WHAT THIS TASK INVOLVES ▸ Bring together all lines of the material below that contain the string "أيضا".

=-=-=

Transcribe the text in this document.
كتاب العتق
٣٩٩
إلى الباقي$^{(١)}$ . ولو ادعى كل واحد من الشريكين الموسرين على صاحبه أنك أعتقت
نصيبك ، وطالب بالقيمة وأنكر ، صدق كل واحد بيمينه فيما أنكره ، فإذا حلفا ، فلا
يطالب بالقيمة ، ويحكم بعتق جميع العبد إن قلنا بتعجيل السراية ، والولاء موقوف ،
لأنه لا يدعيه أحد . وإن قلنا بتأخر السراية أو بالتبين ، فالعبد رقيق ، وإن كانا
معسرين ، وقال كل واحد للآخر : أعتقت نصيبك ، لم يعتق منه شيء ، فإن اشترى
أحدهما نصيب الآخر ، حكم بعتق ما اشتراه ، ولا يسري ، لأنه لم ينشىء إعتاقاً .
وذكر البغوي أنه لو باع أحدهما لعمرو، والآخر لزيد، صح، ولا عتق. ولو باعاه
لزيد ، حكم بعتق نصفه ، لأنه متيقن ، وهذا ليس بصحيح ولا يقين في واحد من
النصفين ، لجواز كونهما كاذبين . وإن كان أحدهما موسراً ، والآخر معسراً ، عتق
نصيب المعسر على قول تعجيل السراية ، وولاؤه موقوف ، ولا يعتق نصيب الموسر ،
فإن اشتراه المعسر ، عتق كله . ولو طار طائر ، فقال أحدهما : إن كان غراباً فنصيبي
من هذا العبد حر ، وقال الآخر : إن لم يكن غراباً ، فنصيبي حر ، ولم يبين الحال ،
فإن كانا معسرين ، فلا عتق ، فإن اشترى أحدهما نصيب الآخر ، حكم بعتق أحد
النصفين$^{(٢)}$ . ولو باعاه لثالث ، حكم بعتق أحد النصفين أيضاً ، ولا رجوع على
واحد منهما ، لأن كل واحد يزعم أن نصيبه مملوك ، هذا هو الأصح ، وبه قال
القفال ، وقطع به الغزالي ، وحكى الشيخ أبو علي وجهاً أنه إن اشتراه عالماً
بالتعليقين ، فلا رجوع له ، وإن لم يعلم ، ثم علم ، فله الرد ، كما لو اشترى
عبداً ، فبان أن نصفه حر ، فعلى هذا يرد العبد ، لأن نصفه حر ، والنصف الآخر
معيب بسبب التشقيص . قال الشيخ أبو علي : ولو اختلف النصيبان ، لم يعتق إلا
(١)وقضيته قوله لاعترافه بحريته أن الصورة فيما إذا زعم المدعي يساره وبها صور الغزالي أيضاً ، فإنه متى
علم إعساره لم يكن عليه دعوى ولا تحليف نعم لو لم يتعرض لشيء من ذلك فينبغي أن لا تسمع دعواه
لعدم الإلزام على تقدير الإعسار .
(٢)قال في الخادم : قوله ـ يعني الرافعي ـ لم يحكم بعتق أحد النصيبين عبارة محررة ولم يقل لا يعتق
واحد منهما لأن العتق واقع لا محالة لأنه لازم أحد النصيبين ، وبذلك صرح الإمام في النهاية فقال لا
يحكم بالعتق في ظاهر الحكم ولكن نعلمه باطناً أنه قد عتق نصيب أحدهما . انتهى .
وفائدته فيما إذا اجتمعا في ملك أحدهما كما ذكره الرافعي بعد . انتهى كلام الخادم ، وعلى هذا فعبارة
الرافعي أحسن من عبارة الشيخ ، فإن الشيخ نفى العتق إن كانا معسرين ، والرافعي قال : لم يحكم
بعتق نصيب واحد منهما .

=-=-=

THE SOLUTION ▸
النصفين$^{(٢)}$ . ولو باعاه لثالث ، حكم بعتق أحد النصفين أيضاً ، ولا رجوع على
(١)وقضيته قوله لاعترافه بحريته أن الصورة فيما إذا زعم المدعي يساره وبها صور الغزالي أيضاً ، فإنه متى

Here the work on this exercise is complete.